**What to work on**:
Output the entries below exactly as written, omitting pictures.

Data excerpts:
◇ ◇ ◇ ◇

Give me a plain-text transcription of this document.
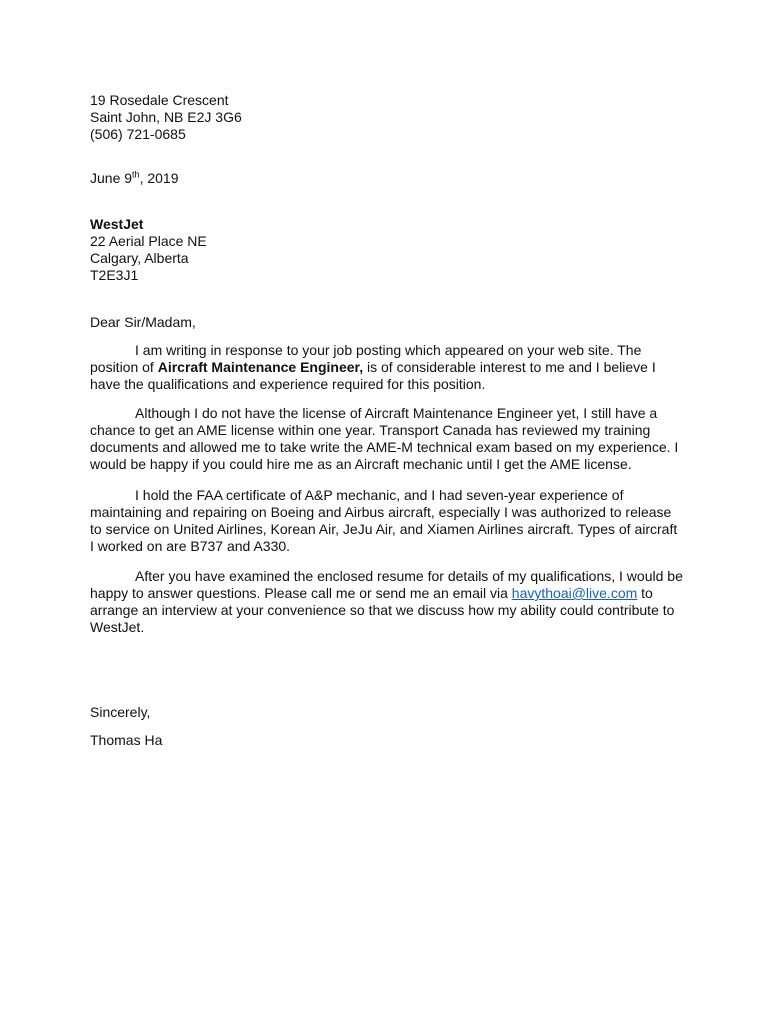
19 Rosedale Crescent
Saint John, NB E2J 3G6
(506) 721-0685
June 9th, 2019
WestJet
22 Aerial Place NE
Calgary, Alberta
T2E3J1
Dear Sir/Madam,
I am writing in response to your job posting which appeared on your web site. The
position of Aircraft Maintenance Engineer, is of considerable interest to me and I believe I
have the qualifications and experience required for this position.
Although I do not have the license of Aircraft Maintenance Engineer yet, I still have a
chance to get an AME license within one year. Transport Canada has reviewed my training
documents and allowed me to take write the AME-M technical exam based on my experience. I
would be happy if you could hire me as an Aircraft mechanic until I get the AME license.
I hold the FAA certificate of A&P mechanic, and I had seven-year experience of
maintaining and repairing on Boeing and Airbus aircraft, especially I was authorized to release
to service on United Airlines, Korean Air, JeJu Air, and Xiamen Airlines aircraft. Types of aircraft
I worked on are B737 and A330.
After you have examined the enclosed resume for details of my qualifications, I would be
happy to answer questions. Please call me or send me an email via havythoai@live.com to
arrange an interview at your convenience so that we discuss how my ability could contribute to
WestJet.
Sincerely,
Thomas Ha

◇ ◇ ◇ ◇

**Solution to this exercise**:
Give me a plain-text transcription of this document.
19 Rosedale Crescent
Saint John, NB E2J 3G6
(506) 721-0685
June 9th, 2019
WestJet
22 Aerial Place NE
Calgary, Alberta
T2E3J1
Dear Sir/Madam,
I am writing in response to your job posting which appeared on your web site. The
position of Aircraft Maintenance Engineer, is of considerable interest to me and I believe I
have the qualifications and experience required for this position.
Although I do not have the license of Aircraft Maintenance Engineer yet, I still have a
chance to get an AME license within one year. Transport Canada has reviewed my training
documents and allowed me to take write the AME-M technical exam based on my experience. I
would be happy if you could hire me as an Aircraft mechanic until I get the AME license.
I hold the FAA certificate of A&P mechanic, and I had seven-year experience of
maintaining and repairing on Boeing and Airbus aircraft, especially I was authorized to release
to service on United Airlines, Korean Air, JeJu Air, and Xiamen Airlines aircraft. Types of aircraft
I worked on are B737 and A330.
After you have examined the enclosed resume for details of my qualifications, I would be
happy to answer questions. Please call me or send me an email via havythoai@live.com to
arrange an interview at your convenience so that we discuss how my ability could contribute to
WestJet.
Sincerely,
Thomas Ha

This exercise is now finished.